### Data entries
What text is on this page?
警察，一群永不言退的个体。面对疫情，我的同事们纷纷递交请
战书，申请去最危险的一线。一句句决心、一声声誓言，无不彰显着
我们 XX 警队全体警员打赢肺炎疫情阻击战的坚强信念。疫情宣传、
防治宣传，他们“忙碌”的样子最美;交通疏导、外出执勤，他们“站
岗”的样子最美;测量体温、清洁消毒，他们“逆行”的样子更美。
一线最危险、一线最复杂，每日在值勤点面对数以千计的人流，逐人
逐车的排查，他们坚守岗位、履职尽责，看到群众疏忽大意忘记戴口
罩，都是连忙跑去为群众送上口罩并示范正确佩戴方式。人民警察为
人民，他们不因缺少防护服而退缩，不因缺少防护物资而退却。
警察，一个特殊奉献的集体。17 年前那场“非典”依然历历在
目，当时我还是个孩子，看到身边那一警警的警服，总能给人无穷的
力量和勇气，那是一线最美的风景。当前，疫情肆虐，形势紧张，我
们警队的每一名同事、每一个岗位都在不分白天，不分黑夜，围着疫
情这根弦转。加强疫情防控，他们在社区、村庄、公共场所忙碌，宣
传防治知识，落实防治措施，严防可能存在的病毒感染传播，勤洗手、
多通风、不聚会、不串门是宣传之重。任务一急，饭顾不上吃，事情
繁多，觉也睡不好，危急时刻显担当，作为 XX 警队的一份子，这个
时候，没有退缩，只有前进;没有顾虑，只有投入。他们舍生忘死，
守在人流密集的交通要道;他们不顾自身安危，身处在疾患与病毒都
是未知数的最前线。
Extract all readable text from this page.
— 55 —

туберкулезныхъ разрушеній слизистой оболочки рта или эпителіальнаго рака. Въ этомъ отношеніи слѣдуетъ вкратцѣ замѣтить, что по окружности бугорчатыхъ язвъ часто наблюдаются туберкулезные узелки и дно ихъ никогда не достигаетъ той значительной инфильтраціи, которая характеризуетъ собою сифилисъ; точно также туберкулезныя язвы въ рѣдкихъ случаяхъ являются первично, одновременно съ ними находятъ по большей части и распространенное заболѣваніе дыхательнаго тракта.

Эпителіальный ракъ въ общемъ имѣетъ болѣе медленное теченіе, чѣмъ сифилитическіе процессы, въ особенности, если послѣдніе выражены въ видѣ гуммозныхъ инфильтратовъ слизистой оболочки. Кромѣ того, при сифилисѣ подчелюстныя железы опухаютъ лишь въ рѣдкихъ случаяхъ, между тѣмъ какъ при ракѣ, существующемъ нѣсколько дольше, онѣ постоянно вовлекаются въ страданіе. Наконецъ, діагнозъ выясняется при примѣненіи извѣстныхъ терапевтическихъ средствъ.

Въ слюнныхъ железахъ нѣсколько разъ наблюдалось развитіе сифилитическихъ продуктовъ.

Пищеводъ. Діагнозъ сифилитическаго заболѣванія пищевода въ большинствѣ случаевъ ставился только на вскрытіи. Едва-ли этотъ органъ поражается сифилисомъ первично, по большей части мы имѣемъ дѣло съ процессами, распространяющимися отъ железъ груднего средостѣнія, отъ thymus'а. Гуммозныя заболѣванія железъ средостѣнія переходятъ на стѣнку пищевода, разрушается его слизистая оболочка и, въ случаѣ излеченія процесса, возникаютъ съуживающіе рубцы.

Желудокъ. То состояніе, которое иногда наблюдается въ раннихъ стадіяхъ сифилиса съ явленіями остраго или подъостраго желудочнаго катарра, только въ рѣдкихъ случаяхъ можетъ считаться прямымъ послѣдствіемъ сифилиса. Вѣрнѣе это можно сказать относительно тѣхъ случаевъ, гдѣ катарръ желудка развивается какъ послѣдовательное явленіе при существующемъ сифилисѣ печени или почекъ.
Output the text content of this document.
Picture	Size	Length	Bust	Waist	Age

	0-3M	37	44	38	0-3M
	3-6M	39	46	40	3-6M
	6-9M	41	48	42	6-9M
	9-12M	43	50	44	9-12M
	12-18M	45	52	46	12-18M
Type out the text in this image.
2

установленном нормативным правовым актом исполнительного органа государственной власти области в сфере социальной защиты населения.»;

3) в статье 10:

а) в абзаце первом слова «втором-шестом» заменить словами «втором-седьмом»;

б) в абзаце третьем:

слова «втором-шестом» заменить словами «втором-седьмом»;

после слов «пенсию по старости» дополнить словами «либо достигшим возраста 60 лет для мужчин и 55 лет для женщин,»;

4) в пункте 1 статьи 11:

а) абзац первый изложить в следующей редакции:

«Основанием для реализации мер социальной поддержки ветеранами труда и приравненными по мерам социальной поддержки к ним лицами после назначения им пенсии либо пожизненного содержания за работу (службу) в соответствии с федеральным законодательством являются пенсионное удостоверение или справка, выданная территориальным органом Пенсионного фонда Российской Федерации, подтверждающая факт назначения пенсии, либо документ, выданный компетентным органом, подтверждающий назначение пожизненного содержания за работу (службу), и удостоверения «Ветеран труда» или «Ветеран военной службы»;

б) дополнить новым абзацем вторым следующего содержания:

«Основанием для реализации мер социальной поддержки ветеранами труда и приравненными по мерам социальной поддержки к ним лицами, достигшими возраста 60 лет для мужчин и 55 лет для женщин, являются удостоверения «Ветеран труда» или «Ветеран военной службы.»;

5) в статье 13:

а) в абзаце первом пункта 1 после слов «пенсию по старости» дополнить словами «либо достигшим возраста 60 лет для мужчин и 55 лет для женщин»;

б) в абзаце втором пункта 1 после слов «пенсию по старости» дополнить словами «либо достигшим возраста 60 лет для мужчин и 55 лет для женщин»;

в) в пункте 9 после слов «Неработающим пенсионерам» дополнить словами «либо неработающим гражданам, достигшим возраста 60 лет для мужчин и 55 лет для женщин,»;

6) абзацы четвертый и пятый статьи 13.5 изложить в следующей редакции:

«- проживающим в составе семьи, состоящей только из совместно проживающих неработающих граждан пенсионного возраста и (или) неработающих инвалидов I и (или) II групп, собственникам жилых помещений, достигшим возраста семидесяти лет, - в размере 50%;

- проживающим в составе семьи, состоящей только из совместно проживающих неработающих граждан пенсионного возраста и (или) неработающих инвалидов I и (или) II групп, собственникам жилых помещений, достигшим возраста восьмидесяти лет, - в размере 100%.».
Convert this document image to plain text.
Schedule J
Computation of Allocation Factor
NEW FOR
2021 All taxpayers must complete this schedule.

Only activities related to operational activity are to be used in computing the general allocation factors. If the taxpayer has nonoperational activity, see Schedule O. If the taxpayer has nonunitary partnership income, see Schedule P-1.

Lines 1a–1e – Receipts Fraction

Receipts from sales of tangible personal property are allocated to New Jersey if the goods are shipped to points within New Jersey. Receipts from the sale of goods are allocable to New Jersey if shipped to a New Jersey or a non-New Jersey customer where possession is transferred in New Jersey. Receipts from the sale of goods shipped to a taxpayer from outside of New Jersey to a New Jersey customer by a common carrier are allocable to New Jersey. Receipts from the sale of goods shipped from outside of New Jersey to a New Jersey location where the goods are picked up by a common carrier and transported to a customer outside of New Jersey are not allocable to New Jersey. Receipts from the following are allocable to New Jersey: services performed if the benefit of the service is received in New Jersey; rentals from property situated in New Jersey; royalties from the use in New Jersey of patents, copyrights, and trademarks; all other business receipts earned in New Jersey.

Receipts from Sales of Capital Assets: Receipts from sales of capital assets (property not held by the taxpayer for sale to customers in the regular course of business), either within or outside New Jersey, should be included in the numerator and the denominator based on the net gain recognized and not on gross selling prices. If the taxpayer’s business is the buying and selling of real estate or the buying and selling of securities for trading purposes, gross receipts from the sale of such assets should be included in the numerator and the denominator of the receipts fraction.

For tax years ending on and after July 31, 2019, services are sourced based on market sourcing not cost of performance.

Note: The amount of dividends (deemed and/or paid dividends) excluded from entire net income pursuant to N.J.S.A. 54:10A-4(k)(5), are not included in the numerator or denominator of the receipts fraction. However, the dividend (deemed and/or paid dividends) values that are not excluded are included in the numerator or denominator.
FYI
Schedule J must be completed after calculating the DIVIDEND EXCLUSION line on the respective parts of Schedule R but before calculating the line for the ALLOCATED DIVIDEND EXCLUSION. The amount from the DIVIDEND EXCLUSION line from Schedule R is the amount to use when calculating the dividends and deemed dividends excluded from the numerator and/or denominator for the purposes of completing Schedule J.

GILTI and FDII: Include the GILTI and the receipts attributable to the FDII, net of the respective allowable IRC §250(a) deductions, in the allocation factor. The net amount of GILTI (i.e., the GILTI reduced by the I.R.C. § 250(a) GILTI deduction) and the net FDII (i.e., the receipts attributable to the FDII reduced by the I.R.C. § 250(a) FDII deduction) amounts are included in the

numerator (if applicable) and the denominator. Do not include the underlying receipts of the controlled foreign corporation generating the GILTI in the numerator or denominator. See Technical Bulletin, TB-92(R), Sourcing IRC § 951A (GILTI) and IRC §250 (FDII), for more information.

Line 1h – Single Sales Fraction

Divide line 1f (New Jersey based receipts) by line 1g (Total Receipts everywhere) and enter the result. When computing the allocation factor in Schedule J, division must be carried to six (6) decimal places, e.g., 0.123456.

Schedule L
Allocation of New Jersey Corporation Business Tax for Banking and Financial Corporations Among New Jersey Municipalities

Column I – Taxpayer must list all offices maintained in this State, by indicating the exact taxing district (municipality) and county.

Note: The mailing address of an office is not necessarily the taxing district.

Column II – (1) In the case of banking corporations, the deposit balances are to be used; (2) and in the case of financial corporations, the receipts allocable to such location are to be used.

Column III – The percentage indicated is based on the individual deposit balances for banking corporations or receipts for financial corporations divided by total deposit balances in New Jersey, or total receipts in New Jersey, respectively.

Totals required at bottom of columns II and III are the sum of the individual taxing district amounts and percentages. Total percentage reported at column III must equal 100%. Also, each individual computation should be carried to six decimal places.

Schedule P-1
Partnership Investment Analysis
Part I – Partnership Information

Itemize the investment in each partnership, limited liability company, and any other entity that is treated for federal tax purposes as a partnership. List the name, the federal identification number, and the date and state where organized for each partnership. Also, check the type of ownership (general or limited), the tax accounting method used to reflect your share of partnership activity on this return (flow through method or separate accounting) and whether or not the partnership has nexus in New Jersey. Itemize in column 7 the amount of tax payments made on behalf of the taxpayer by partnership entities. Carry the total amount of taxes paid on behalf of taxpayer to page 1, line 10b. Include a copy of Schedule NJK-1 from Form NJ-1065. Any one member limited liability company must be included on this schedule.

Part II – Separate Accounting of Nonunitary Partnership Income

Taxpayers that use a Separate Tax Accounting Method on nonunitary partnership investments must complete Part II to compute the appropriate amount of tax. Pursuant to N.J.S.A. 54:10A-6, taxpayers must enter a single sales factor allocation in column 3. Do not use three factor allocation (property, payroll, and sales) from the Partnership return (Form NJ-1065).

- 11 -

### TASK DETAILS
Copy each line above that contains the word "статьи".

### WORKED ANSWER
4) в пункте 1 статьи 11:
6) абзацы четвертый и пятый статьи 13.5 изложить в следующей редакции:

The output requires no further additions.